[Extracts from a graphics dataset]
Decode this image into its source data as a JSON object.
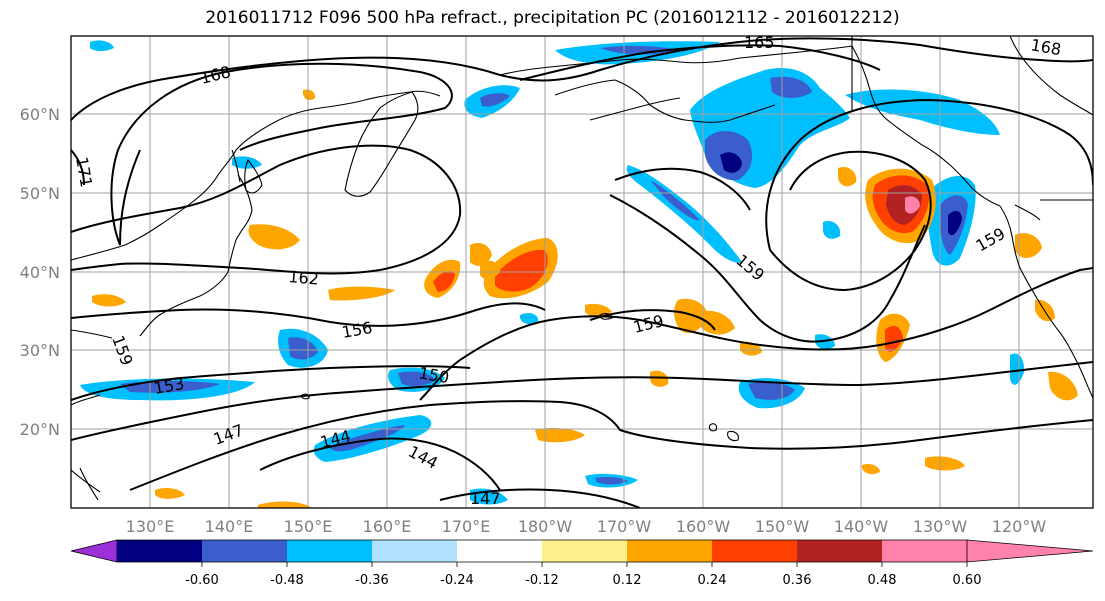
{
  "title": "2016011712 F096 500 hPa refract., precipitation PC (2016012112 - 2016012212)",
  "map": {
    "lat_labels": [
      "60°N",
      "50°N",
      "40°N",
      "30°N",
      "20°N"
    ],
    "lon_labels": [
      "130°E",
      "140°E",
      "150°E",
      "160°E",
      "170°E",
      "180°W",
      "170°W",
      "160°W",
      "150°W",
      "140°W",
      "130°W",
      "120°W"
    ],
    "contour_labels": [
      "168",
      "165",
      "168",
      "171",
      "162",
      "159",
      "156",
      "159",
      "159",
      "159",
      "153",
      "150",
      "147",
      "144",
      "144",
      "147"
    ]
  },
  "colorbar": {
    "tick_labels": [
      "-0.60",
      "-0.48",
      "-0.36",
      "-0.24",
      "-0.12",
      "0.12",
      "0.24",
      "0.36",
      "0.48",
      "0.60"
    ],
    "colors": [
      "#9b30d9",
      "#000080",
      "#3a5fcd",
      "#00bfff",
      "#b0e2ff",
      "#ffffff",
      "#fff08c",
      "#ffa500",
      "#ff4000",
      "#b22222",
      "#ff82ab"
    ]
  }
}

WHAT NEEDS TO BE DONE: Write the entries above out again exactly, but not the pictures.

FINAL RESULT:
Decode this image into its source data as a JSON object.
{
  "title": "2016011712 F096 500 hPa refract., precipitation PC (2016012112 - 2016012212)",
  "map": {
    "lat_labels": [
      "60°N",
      "50°N",
      "40°N",
      "30°N",
      "20°N"
    ],
    "lon_labels": [
      "130°E",
      "140°E",
      "150°E",
      "160°E",
      "170°E",
      "180°W",
      "170°W",
      "160°W",
      "150°W",
      "140°W",
      "130°W",
      "120°W"
    ],
    "contour_labels": [
      "168",
      "165",
      "168",
      "171",
      "162",
      "159",
      "156",
      "159",
      "159",
      "159",
      "153",
      "150",
      "147",
      "144",
      "144",
      "147"
    ]
  },
  "colorbar": {
    "tick_labels": [
      "-0.60",
      "-0.48",
      "-0.36",
      "-0.24",
      "-0.12",
      "0.12",
      "0.24",
      "0.36",
      "0.48",
      "0.60"
    ],
    "colors": [
      "#9b30d9",
      "#000080",
      "#3a5fcd",
      "#00bfff",
      "#b0e2ff",
      "#ffffff",
      "#fff08c",
      "#ffa500",
      "#ff4000",
      "#b22222",
      "#ff82ab"
    ]
  }
}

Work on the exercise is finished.